Thermomix® falafel with an authentic Middle Eastern flavour.

Aktualisiert 24. June 2026
Direkt zum Rezept
Falafel with the Thermomix®, made in the Thermomix®
Falafel with the Thermomix®, made in the Thermomix®

Falafel is not a dish you make from a tin. Soaking dried chickpeas overnight and processing them raw gives you balls that hold their shape in hot oil and stay moist and crumbly inside. No flour, no egg, no breadcrumbs needed as a binder.

We have been making falafel for years. At a street market in Tel Aviv we watched them being deep-fried fresh and handed over the counter in seconds. That texture can only be reproduced at home with dried chickpeas, and that single point is what makes or breaks the whole recipe.

Recipe

Falafel with the Thermomix®

by Tobias
Falafel with the Thermomix® made in the Thermomix®
Cook mode: screen stays on
Servings
4 servings

Ingredients 0 / 10 ✓

  • 250 g dried chickpeas
  • 1 onion
  • 2 garlic cloves
  • 1 bunch flat-leaf parsley
  • 1/4 bunch coriander
  • 1/2 lemon
  • 1 1/2 tsp salt
  • 1/2 tsp pepper
  • 1 tsp ground cumin
  • 1 tsp baking powder

Instructions 0 / 6

  1. 1

    Soak the chickpeas in a bowl of water for at least 12 hours. Change the water once during soaking.

========================

_Written problem A_
Print the passage of the falafel recipe that starts with "We have been" and goes on through "the whole recipe.", word for word.

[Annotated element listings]
========================

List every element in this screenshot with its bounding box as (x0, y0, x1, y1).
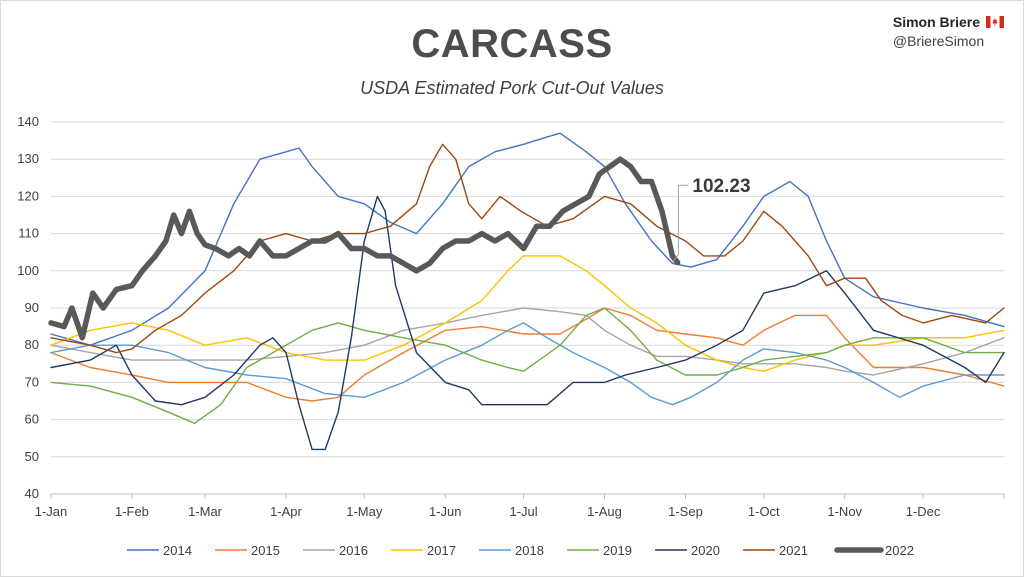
legend: 2014 2015 2016 2017 2018 2019 2020 2021 2022 (127, 543, 914, 558)
legend-label-2019: 2019 (603, 543, 632, 558)
series-line-2020 (50, 195, 1005, 451)
author-name: Simon Briere (893, 14, 1004, 30)
x-tick-label: 1-Dec (906, 504, 941, 519)
legend-label-2014: 2014 (163, 543, 192, 558)
x-tick-label: 1-Apr (270, 504, 302, 519)
series-line-2022 (48, 156, 681, 341)
x-tick-label: 1-Jan (35, 504, 68, 519)
legend-label-2015: 2015 (251, 543, 280, 558)
y-tick-label: 140 (17, 114, 39, 129)
x-tick-label: 1-Mar (188, 504, 223, 519)
x-tick-label: 1-Sep (668, 504, 703, 519)
legend-label-2022: 2022 (885, 543, 914, 558)
annotation-label: 102.23 (692, 176, 750, 197)
y-axis-ticks: 40 50 60 70 80 90 100 110 120 130 140 (17, 114, 39, 501)
series-line-2014 (50, 132, 1005, 346)
y-tick-label: 90 (25, 300, 39, 315)
x-tick-label: 1-May (346, 504, 383, 519)
x-tick-label: 1-Jun (429, 504, 462, 519)
series-line-2018 (50, 322, 1005, 406)
y-tick-label: 80 (25, 337, 39, 352)
y-tick-label: 60 (25, 412, 39, 427)
legend-label-2020: 2020 (691, 543, 720, 558)
canada-flag-icon (986, 16, 1004, 28)
y-tick-label: 70 (25, 374, 39, 389)
x-tick-label: 1-Oct (748, 504, 780, 519)
author-block: Simon Briere @BriereSimon (893, 14, 1004, 49)
chart-title: CARCASS (411, 22, 613, 66)
author-name-text: Simon Briere (892, 14, 980, 30)
series-line-2015 (50, 307, 1005, 402)
annotation: 102.23 (672, 176, 751, 263)
y-tick-label: 40 (25, 486, 39, 501)
legend-label-2018: 2018 (515, 543, 544, 558)
chart-subtitle: USDA Estimated Pork Cut-Out Values (360, 78, 664, 98)
x-tick-label: 1-Aug (587, 504, 622, 519)
x-tick-label: 1-Jul (509, 504, 537, 519)
legend-label-2016: 2016 (339, 543, 368, 558)
series-line-2021 (50, 143, 1005, 354)
x-axis-ticks: 1-Jan 1-Feb 1-Mar 1-Apr 1-May 1-Jun 1-Jul 1-Aug… (35, 494, 1005, 519)
y-tick-label: 130 (17, 151, 39, 166)
y-tick-label: 120 (17, 188, 39, 203)
y-tick-label: 50 (25, 449, 39, 464)
author-handle: @BriereSimon (892, 33, 985, 49)
legend-label-2017: 2017 (427, 543, 456, 558)
annotation-leader-line (672, 184, 689, 263)
x-tick-label: 1-Feb (115, 504, 149, 519)
y-tick-label: 100 (17, 263, 39, 278)
series-lines (48, 132, 1005, 451)
legend-label-2021: 2021 (779, 543, 808, 558)
x-tick-label: 1-Nov (827, 504, 862, 519)
y-tick-label: 110 (18, 226, 39, 241)
series-line-2019 (50, 307, 1005, 424)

========================

_Written problem B_
From the rows above, output the lines starting with the line with "legend: 2014 2015" and going on through the line with "series-line-2014 (50, 132, 1005, 346)", both included, with each one unchanged.

_Reply A_
We have been making falafel for years. At a street market in Tel Aviv we watched them being deep-fried fresh and handed over the counter in seconds. That texture can only be reproduced at home with dried chickpeas, and that single point is what makes or breaks the whole recipe.

_Reply B_
legend: 2014 2015 2016 2017 2018 2019 2020 2021 2022 (127, 543, 914, 558)
legend-label-2019: 2019 (603, 543, 632, 558)
series-line-2020 (50, 195, 1005, 451)
author-name: Simon Briere (893, 14, 1004, 30)
x-tick-label: 1-Dec (906, 504, 941, 519)
legend-label-2014: 2014 (163, 543, 192, 558)
x-tick-label: 1-Apr (270, 504, 302, 519)
series-line-2022 (48, 156, 681, 341)
x-tick-label: 1-Jan (35, 504, 68, 519)
legend-label-2015: 2015 (251, 543, 280, 558)
y-tick-label: 140 (17, 114, 39, 129)
x-tick-label: 1-Mar (188, 504, 223, 519)
x-tick-label: 1-Sep (668, 504, 703, 519)
legend-label-2022: 2022 (885, 543, 914, 558)
annotation-label: 102.23 (692, 176, 750, 197)
y-axis-ticks: 40 50 60 70 80 90 100 110 120 130 140 (17, 114, 39, 501)
series-line-2014 (50, 132, 1005, 346)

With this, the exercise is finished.